→ Provided text:
-*-*-
The Internet is quite something isn’t it? It brings many different pieces of data together through an interface that all of us are familiar with (at least those that read my blog): a web browser. If we need to find the nearest Tube station or but stop in London, we can go to the Transport for London web site. If we wanted the latest news, we can go our favourite’s news provider’s web site, which has all sorts of neat pictures and articles to satiate our hunger. If we wanted to cook something new and interesting for dinner tonight, we can fire up our favourite cooking web site, or, more interestingly, use Google to find what we’re looking for (the latter can apply for most anything you’re looking for on this wild and wacky world-wide web of computers, networks and you).
What I have just described is of course, the Internet. You’re familiar with it. Perhaps you even landed on this post through a search engine hoping to read about Representational State Transfer (REST). It’s (mostly) a fantastic and accessible interface to a library of information from all over the world, all walks of life. Blissfully built upon a RESTful architecture using the Internet Protocol Suite (TCP/IP), Hypertext Transfer Protocol (HTTP), and Uniform Resource Identifiers (URIs) you have what has been referred to as the Human Web[1].
-*-*-
→ Challenge A:
Copy verbatim the stretch of the passage about the Internet from "What I have" through "the Human Web[1].".
→ Challenge B:
Write out the stretch of the records from the line containing "x-tick-label: 9 [370, 477, 379, 493]" through the line containing "Extract all elements", exactly as those lines appear.
The passage about the Internet has no connection to the records that come after it.

→ Data for this exercise:
-*-*-
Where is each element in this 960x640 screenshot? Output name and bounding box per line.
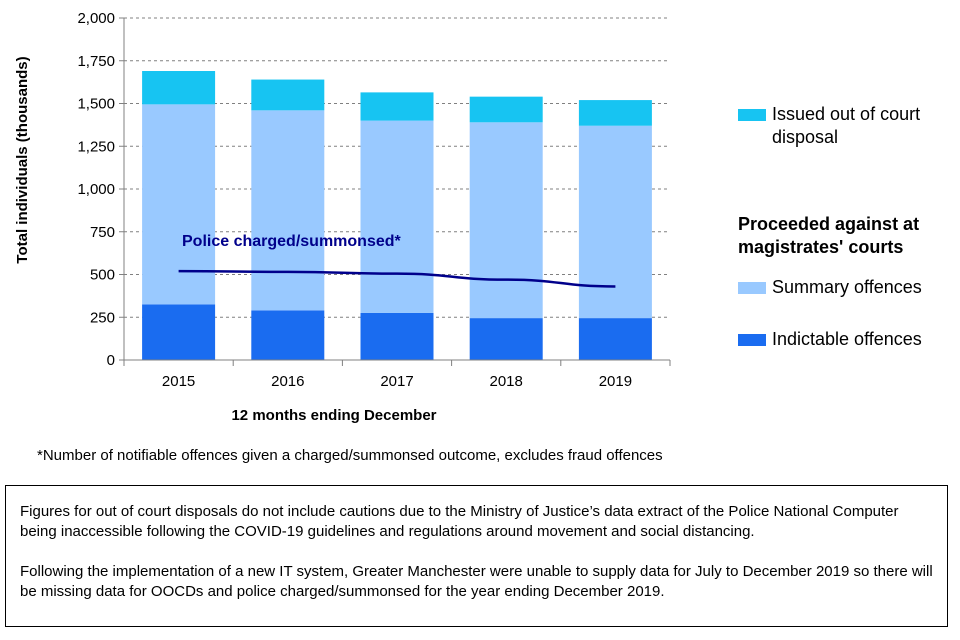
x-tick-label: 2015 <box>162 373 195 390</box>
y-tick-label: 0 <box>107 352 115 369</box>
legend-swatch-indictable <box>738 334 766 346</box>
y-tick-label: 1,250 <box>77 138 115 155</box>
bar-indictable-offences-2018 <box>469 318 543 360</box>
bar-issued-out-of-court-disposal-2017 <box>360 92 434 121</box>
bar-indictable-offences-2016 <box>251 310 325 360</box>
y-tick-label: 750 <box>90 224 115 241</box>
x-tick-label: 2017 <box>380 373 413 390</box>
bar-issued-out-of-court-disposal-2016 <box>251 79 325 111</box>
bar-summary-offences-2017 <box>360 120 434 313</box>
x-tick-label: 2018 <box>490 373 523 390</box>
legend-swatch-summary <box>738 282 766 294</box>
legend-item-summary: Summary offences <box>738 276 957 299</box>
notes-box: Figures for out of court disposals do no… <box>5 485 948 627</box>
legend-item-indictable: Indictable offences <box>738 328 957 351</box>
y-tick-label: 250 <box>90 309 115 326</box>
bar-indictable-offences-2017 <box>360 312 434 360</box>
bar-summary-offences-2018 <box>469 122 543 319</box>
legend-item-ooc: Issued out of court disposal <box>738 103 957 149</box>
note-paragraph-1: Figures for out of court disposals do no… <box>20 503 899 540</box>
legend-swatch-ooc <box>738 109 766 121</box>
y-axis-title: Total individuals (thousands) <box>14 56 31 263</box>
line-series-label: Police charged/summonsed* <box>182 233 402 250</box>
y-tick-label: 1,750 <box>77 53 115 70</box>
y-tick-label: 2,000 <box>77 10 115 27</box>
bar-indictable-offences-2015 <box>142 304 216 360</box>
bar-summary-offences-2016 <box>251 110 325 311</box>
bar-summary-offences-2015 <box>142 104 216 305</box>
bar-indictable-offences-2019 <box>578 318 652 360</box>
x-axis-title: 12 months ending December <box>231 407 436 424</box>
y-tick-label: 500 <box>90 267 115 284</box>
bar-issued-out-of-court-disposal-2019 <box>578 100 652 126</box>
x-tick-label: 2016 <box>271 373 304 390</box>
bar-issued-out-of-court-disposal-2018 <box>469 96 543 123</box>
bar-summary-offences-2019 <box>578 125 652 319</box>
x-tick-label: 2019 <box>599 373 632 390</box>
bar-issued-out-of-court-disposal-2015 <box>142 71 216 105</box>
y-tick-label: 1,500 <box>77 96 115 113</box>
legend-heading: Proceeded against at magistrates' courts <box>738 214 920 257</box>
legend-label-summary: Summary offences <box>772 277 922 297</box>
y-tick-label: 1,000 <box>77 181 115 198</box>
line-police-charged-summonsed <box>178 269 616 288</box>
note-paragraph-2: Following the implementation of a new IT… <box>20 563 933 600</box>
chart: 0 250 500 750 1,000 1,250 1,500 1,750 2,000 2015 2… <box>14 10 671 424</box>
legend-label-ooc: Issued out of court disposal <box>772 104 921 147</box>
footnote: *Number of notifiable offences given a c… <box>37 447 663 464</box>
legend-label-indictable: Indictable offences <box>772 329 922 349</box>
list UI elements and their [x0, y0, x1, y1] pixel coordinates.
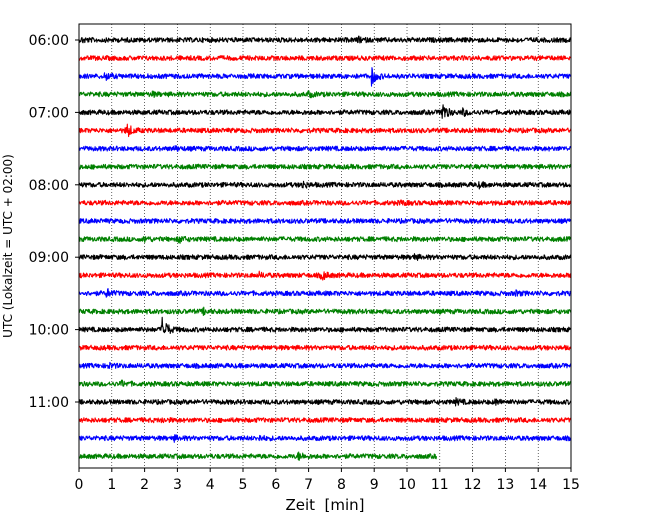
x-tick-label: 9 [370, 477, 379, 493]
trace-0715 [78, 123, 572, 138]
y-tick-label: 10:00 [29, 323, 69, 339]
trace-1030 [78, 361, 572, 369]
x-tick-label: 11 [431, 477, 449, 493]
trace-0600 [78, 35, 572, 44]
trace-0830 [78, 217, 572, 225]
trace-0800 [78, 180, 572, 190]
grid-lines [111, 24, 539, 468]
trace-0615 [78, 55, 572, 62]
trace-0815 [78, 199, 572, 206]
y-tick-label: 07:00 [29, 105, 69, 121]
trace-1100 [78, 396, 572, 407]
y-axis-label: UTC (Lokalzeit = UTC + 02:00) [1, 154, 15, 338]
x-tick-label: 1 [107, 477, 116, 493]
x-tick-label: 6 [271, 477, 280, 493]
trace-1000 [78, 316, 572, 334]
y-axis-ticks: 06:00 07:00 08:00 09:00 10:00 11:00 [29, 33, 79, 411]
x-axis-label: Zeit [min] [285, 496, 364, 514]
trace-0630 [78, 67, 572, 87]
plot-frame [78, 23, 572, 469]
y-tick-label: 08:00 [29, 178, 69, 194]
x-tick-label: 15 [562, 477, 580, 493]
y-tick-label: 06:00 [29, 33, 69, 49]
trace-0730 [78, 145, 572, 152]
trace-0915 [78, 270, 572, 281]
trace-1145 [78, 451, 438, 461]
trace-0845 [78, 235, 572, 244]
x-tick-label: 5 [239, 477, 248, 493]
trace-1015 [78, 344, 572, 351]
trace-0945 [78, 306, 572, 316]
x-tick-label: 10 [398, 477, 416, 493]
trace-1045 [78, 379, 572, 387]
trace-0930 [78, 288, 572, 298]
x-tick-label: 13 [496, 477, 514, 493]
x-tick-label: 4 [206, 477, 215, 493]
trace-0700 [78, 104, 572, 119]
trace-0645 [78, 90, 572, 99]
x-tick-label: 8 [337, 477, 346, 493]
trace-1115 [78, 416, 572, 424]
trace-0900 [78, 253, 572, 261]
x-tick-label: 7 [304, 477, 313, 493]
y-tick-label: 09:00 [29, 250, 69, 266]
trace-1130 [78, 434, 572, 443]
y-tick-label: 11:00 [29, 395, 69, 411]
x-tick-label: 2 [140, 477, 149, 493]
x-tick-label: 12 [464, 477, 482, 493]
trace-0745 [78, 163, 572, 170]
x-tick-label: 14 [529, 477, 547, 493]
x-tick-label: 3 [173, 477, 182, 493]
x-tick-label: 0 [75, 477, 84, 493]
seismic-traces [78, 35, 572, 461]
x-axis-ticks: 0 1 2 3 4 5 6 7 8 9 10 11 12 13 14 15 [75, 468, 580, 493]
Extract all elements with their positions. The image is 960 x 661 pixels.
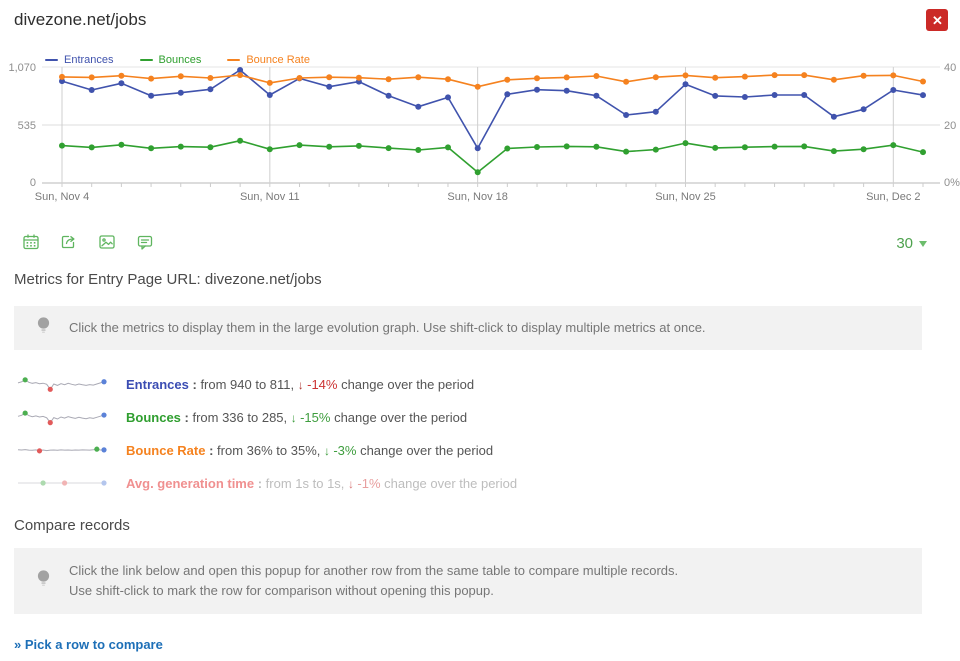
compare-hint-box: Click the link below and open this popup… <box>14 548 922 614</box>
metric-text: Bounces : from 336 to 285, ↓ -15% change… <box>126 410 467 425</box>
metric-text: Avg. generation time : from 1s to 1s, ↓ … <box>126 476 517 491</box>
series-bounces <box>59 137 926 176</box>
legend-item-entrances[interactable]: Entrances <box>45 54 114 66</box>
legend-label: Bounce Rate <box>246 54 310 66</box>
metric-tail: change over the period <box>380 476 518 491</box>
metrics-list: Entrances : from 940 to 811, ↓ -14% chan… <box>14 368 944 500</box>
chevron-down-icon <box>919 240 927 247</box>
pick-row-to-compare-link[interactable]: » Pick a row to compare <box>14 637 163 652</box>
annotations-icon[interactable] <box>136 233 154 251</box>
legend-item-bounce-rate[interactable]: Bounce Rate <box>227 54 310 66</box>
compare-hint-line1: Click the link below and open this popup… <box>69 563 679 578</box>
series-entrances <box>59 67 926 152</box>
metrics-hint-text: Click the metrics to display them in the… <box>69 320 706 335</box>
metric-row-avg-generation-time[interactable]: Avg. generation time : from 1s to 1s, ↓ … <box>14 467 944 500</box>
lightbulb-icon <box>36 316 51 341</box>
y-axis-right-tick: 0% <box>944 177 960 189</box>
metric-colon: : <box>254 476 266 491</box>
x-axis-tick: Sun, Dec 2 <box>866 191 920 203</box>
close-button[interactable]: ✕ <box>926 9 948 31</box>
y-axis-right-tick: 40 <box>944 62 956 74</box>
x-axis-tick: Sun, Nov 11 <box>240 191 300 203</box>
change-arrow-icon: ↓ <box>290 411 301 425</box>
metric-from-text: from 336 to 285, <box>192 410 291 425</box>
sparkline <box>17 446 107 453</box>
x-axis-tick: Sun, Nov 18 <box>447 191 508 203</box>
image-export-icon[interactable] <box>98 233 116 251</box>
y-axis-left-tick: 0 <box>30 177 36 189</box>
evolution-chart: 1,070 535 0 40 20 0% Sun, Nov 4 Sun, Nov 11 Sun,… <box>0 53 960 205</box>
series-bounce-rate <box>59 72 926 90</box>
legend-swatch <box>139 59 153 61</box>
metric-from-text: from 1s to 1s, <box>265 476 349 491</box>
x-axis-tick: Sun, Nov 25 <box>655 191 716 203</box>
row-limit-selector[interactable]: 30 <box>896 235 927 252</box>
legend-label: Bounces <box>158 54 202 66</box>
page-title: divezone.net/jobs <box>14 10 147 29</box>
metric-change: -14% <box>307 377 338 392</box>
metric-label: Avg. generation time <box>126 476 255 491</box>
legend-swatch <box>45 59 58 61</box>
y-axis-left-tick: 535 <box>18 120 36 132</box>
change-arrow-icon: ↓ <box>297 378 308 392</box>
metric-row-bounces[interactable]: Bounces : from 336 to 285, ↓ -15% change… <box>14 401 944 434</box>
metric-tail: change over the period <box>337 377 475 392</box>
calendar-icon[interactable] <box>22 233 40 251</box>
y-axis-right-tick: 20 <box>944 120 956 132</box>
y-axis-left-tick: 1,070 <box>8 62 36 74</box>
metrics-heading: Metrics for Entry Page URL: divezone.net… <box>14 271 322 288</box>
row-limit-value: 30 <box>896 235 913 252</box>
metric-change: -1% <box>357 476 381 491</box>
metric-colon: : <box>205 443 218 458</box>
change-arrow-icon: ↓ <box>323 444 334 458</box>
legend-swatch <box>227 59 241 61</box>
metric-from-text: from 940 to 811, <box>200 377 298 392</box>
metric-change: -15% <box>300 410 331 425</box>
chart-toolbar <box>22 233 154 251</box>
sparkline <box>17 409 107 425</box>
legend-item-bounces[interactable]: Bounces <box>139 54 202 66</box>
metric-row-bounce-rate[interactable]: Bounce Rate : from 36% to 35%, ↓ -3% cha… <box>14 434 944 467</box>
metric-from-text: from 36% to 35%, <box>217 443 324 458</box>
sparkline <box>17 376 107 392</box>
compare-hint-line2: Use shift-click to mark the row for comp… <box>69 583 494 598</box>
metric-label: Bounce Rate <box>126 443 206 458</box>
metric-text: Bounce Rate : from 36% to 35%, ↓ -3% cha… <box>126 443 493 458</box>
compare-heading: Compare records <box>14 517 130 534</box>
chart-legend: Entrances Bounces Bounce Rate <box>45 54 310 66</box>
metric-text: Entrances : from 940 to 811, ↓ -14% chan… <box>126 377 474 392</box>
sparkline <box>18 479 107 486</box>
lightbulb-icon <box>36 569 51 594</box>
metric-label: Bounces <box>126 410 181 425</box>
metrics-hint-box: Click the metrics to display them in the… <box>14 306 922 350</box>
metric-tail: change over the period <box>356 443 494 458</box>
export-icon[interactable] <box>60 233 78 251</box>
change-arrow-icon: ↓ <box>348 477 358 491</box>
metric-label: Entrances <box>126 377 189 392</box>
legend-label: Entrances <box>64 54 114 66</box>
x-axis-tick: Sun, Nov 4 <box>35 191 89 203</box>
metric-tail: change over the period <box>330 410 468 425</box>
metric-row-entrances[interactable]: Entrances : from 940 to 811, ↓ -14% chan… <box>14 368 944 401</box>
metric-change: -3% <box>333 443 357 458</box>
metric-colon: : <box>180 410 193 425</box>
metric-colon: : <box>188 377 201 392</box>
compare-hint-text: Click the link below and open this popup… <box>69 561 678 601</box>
-*-*-
→ Final result A:
What I have just described is of course, the Internet. You’re familiar with it. Perhaps you even landed on this post through a search engine hoping to read about Representational State Transfer (REST). It’s (mostly) a fantastic and accessible interface to a library of information from all over the world, all walks of life. Blissfully built upon a RESTful architecture using the Internet Protocol Suite (TCP/IP), Hypertext Transfer Protocol (HTTP), and Uniform Resource Identifiers (URIs) you have what has been referred to as the Human Web[1].

→ Final result B:
x-tick-label: 9 [370, 477, 379, 493]
trace-0715 [78, 123, 572, 138]
y-tick-label: 10:00 [29, 323, 69, 339]
trace-1030 [78, 361, 572, 369]
x-tick-label: 11 [431, 477, 449, 493]
trace-0600 [78, 35, 572, 44]
trace-0830 [78, 217, 572, 225]
trace-0800 [78, 180, 572, 190]
grid-lines [111, 24, 539, 468]
trace-0615 [78, 55, 572, 62]
trace-0815 [78, 199, 572, 206]
y-tick-label: 07:00 [29, 105, 69, 121]
trace-1100 [78, 396, 572, 407]
y-axis-label: UTC (Lokalzeit = UTC + 02:00) [1, 154, 15, 338]
x-tick-label: 1 [107, 477, 116, 493]
x-tick-label: 6 [271, 477, 280, 493]
trace-1000 [78, 316, 572, 334]
y-axis-ticks: 06:00 07:00 08:00 09:00 10:00 11:00 [29, 33, 79, 411]
x-axis-label: Zeit [min] [285, 496, 364, 514]
trace-0630 [78, 67, 572, 87]
plot-frame [78, 23, 572, 469]
y-tick-label: 08:00 [29, 178, 69, 194]
x-tick-label: 15 [562, 477, 580, 493]
y-tick-label: 06:00 [29, 33, 69, 49]
trace-0730 [78, 145, 572, 152]
trace-0915 [78, 270, 572, 281]
trace-1145 [78, 451, 438, 461]
trace-0845 [78, 235, 572, 244]
x-tick-label: 5 [239, 477, 248, 493]
trace-1015 [78, 344, 572, 351]
trace-0945 [78, 306, 572, 316]
x-tick-label: 10 [398, 477, 416, 493]
trace-1045 [78, 379, 572, 387]
trace-0930 [78, 288, 572, 298]
x-tick-label: 13 [496, 477, 514, 493]
x-tick-label: 4 [206, 477, 215, 493]
trace-0700 [78, 104, 572, 119]
trace-0645 [78, 90, 572, 99]
x-tick-label: 8 [337, 477, 346, 493]
trace-1115 [78, 416, 572, 424]
trace-0900 [78, 253, 572, 261]
x-tick-label: 7 [304, 477, 313, 493]
y-tick-label: 09:00 [29, 250, 69, 266]
trace-1130 [78, 434, 572, 443]
y-tick-label: 11:00 [29, 395, 69, 411]
x-tick-label: 2 [140, 477, 149, 493]
x-tick-label: 12 [464, 477, 482, 493]
trace-0745 [78, 163, 572, 170]
x-tick-label: 14 [529, 477, 547, 493]
x-tick-label: 3 [173, 477, 182, 493]
x-tick-label: 0 [75, 477, 84, 493]
seismic-traces [78, 35, 572, 461]
x-axis-ticks: 0 1 2 3 4 5 6 7 8 9 10 11 12 13 14 15 [75, 468, 580, 493]
Extract all elements with their positions. The image is 960 x 661 pixels.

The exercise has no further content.